(Data excerpts)
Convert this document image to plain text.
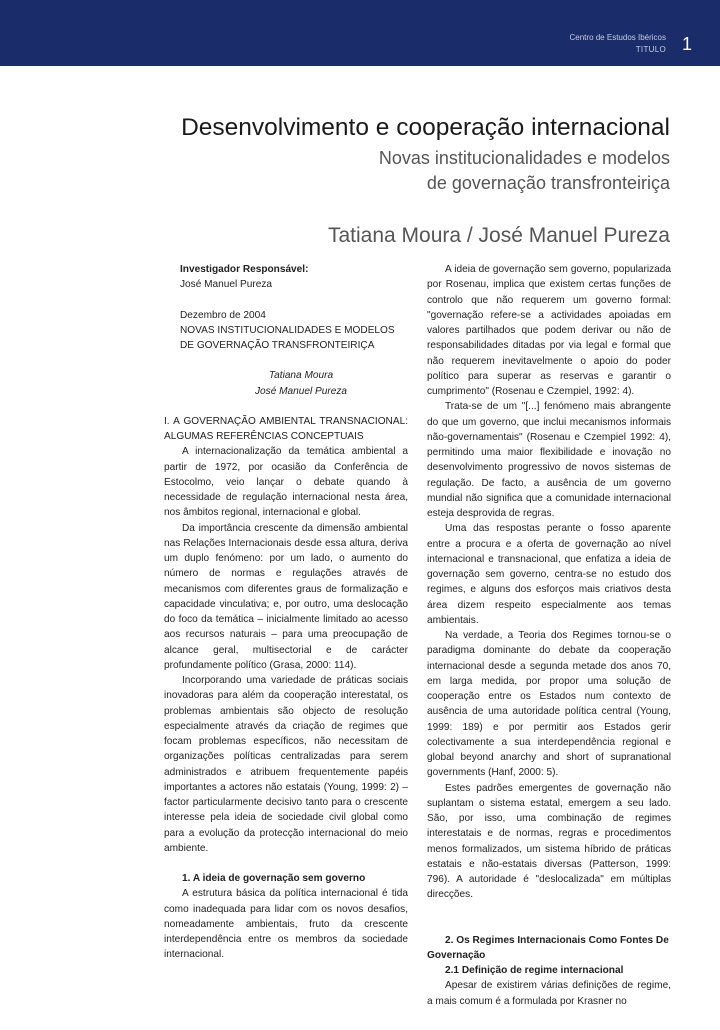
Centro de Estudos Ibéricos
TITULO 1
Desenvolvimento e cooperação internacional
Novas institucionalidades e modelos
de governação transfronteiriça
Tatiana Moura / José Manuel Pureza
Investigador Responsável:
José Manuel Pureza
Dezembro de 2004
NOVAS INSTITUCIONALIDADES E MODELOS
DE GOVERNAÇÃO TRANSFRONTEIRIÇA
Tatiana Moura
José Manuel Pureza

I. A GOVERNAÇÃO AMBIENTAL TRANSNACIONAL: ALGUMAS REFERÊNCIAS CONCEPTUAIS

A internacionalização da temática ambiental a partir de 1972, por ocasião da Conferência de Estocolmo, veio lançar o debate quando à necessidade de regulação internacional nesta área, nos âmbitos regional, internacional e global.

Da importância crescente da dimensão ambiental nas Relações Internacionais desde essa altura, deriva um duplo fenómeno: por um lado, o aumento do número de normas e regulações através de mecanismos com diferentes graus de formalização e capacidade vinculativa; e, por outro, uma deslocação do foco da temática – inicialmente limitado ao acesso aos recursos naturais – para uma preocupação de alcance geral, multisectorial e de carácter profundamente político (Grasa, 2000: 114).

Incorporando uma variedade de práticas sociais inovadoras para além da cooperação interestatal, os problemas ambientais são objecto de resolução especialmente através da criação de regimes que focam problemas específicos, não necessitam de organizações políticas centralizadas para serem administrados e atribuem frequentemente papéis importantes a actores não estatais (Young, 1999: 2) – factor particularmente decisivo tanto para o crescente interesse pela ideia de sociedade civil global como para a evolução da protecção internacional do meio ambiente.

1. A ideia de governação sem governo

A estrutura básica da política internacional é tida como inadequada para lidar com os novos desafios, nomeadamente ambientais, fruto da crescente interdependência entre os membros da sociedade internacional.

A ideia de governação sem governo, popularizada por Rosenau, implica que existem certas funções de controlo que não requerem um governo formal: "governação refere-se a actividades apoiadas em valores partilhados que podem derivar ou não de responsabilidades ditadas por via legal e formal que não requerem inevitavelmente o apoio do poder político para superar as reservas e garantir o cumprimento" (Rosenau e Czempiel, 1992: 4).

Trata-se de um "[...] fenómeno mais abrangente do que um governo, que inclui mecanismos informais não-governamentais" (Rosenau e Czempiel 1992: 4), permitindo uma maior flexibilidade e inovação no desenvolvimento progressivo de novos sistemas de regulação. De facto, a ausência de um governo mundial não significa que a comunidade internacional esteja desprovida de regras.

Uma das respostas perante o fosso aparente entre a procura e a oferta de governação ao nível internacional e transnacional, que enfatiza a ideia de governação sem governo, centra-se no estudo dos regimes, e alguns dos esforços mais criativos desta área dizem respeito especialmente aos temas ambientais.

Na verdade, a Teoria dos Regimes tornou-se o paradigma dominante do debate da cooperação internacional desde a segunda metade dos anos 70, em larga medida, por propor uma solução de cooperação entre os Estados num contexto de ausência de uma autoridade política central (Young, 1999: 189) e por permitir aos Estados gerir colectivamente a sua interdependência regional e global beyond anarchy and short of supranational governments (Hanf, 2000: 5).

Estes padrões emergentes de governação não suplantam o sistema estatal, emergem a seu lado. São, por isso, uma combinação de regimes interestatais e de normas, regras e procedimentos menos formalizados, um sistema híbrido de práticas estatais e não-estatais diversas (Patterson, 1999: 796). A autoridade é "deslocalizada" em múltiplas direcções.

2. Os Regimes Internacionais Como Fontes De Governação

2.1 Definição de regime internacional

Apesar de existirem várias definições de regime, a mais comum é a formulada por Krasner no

→ **Exercise**
Write every entry out again exactly, dropping the pictures.

→ **Task solution**
Convert this document image to plain text.
Centro de Estudos Ibéricos
TITULO 1
Desenvolvimento e cooperação internacional
Novas institucionalidades e modelos
de governação transfronteiriça
Tatiana Moura / José Manuel Pureza
Investigador Responsável:
José Manuel Pureza
Dezembro de 2004
NOVAS INSTITUCIONALIDADES E MODELOS
DE GOVERNAÇÃO TRANSFRONTEIRIÇA
Tatiana Moura
José Manuel Pureza

I. A GOVERNAÇÃO AMBIENTAL TRANSNACIONAL: ALGUMAS REFERÊNCIAS CONCEPTUAIS

A internacionalização da temática ambiental a partir de 1972, por ocasião da Conferência de Estocolmo, veio lançar o debate quando à necessidade de regulação internacional nesta área, nos âmbitos regional, internacional e global.

Da importância crescente da dimensão ambiental nas Relações Internacionais desde essa altura, deriva um duplo fenómeno: por um lado, o aumento do número de normas e regulações através de mecanismos com diferentes graus de formalização e capacidade vinculativa; e, por outro, uma deslocação do foco da temática – inicialmente limitado ao acesso aos recursos naturais – para uma preocupação de alcance geral, multisectorial e de carácter profundamente político (Grasa, 2000: 114).

Incorporando uma variedade de práticas sociais inovadoras para além da cooperação interestatal, os problemas ambientais são objecto de resolução especialmente através da criação de regimes que focam problemas específicos, não necessitam de organizações políticas centralizadas para serem administrados e atribuem frequentemente papéis importantes a actores não estatais (Young, 1999: 2) – factor particularmente decisivo tanto para o crescente interesse pela ideia de sociedade civil global como para a evolução da protecção internacional do meio ambiente.

1. A ideia de governação sem governo

A estrutura básica da política internacional é tida como inadequada para lidar com os novos desafios, nomeadamente ambientais, fruto da crescente interdependência entre os membros da sociedade internacional.

A ideia de governação sem governo, popularizada por Rosenau, implica que existem certas funções de controlo que não requerem um governo formal: "governação refere-se a actividades apoiadas em valores partilhados que podem derivar ou não de responsabilidades ditadas por via legal e formal que não requerem inevitavelmente o apoio do poder político para superar as reservas e garantir o cumprimento" (Rosenau e Czempiel, 1992: 4).

Trata-se de um "[...] fenómeno mais abrangente do que um governo, que inclui mecanismos informais não-governamentais" (Rosenau e Czempiel 1992: 4), permitindo uma maior flexibilidade e inovação no desenvolvimento progressivo de novos sistemas de regulação. De facto, a ausência de um governo mundial não significa que a comunidade internacional esteja desprovida de regras.

Uma das respostas perante o fosso aparente entre a procura e a oferta de governação ao nível internacional e transnacional, que enfatiza a ideia de governação sem governo, centra-se no estudo dos regimes, e alguns dos esforços mais criativos desta área dizem respeito especialmente aos temas ambientais.

Na verdade, a Teoria dos Regimes tornou-se o paradigma dominante do debate da cooperação internacional desde a segunda metade dos anos 70, em larga medida, por propor uma solução de cooperação entre os Estados num contexto de ausência de uma autoridade política central (Young, 1999: 189) e por permitir aos Estados gerir colectivamente a sua interdependência regional e global beyond anarchy and short of supranational governments (Hanf, 2000: 5).

Estes padrões emergentes de governação não suplantam o sistema estatal, emergem a seu lado. São, por isso, uma combinação de regimes interestatais e de normas, regras e procedimentos menos formalizados, um sistema híbrido de práticas estatais e não-estatais diversas (Patterson, 1999: 796). A autoridade é "deslocalizada" em múltiplas direcções.

2. Os Regimes Internacionais Como Fontes De Governação

2.1 Definição de regime internacional

Apesar de existirem várias definições de regime, a mais comum é a formulada por Krasner no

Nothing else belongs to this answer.